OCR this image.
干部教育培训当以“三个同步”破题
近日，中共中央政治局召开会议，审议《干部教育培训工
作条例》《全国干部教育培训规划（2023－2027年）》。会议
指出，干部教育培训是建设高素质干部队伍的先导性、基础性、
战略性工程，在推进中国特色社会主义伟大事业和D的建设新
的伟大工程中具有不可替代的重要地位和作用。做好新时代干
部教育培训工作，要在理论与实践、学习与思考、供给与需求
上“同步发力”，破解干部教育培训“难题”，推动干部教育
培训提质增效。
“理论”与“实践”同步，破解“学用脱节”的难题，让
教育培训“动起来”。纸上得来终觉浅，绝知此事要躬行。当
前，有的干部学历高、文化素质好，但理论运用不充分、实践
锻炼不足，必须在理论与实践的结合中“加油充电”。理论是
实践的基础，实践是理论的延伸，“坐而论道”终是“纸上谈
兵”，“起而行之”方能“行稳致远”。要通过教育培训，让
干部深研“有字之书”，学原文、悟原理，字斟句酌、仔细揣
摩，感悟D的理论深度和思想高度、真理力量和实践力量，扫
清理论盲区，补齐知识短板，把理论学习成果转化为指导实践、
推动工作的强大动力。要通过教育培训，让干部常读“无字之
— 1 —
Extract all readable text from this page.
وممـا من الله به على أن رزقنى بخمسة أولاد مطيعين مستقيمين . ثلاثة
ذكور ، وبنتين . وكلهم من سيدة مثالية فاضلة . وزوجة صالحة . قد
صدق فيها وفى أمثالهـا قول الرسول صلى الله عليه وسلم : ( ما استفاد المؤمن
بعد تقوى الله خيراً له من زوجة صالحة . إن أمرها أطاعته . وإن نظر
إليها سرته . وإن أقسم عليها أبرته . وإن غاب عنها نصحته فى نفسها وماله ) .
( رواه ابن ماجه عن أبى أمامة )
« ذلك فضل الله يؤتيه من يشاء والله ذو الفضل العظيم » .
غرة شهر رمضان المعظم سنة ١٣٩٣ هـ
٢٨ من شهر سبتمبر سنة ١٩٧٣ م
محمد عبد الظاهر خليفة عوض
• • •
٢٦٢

++++++

▶ Given exercise
Reproduce the material exactly, with every line intact.

▶ Solution to this task
OCR this image.
干部教育培训当以“三个同步”破题
近日，中共中央政治局召开会议，审议《干部教育培训工
作条例》《全国干部教育培训规划（2023－2027年）》。会议
指出，干部教育培训是建设高素质干部队伍的先导性、基础性、
战略性工程，在推进中国特色社会主义伟大事业和D的建设新
的伟大工程中具有不可替代的重要地位和作用。做好新时代干
部教育培训工作，要在理论与实践、学习与思考、供给与需求
上“同步发力”，破解干部教育培训“难题”，推动干部教育
培训提质增效。
“理论”与“实践”同步，破解“学用脱节”的难题，让
教育培训“动起来”。纸上得来终觉浅，绝知此事要躬行。当
前，有的干部学历高、文化素质好，但理论运用不充分、实践
锻炼不足，必须在理论与实践的结合中“加油充电”。理论是
实践的基础，实践是理论的延伸，“坐而论道”终是“纸上谈
兵”，“起而行之”方能“行稳致远”。要通过教育培训，让
干部深研“有字之书”，学原文、悟原理，字斟句酌、仔细揣
摩，感悟D的理论深度和思想高度、真理力量和实践力量，扫
清理论盲区，补齐知识短板，把理论学习成果转化为指导实践、
推动工作的强大动力。要通过教育培训，让干部常读“无字之
— 1 —
Extract all readable text from this page.
وممـا من الله به على أن رزقنى بخمسة أولاد مطيعين مستقيمين . ثلاثة
ذكور ، وبنتين . وكلهم من سيدة مثالية فاضلة . وزوجة صالحة . قد
صدق فيها وفى أمثالهـا قول الرسول صلى الله عليه وسلم : ( ما استفاد المؤمن
بعد تقوى الله خيراً له من زوجة صالحة . إن أمرها أطاعته . وإن نظر
إليها سرته . وإن أقسم عليها أبرته . وإن غاب عنها نصحته فى نفسها وماله ) .
( رواه ابن ماجه عن أبى أمامة )
« ذلك فضل الله يؤتيه من يشاء والله ذو الفضل العظيم » .
غرة شهر رمضان المعظم سنة ١٣٩٣ هـ
٢٨ من شهر سبتمبر سنة ١٩٧٣ م
محمد عبد الظاهر خليفة عوض
• • •
٢٦٢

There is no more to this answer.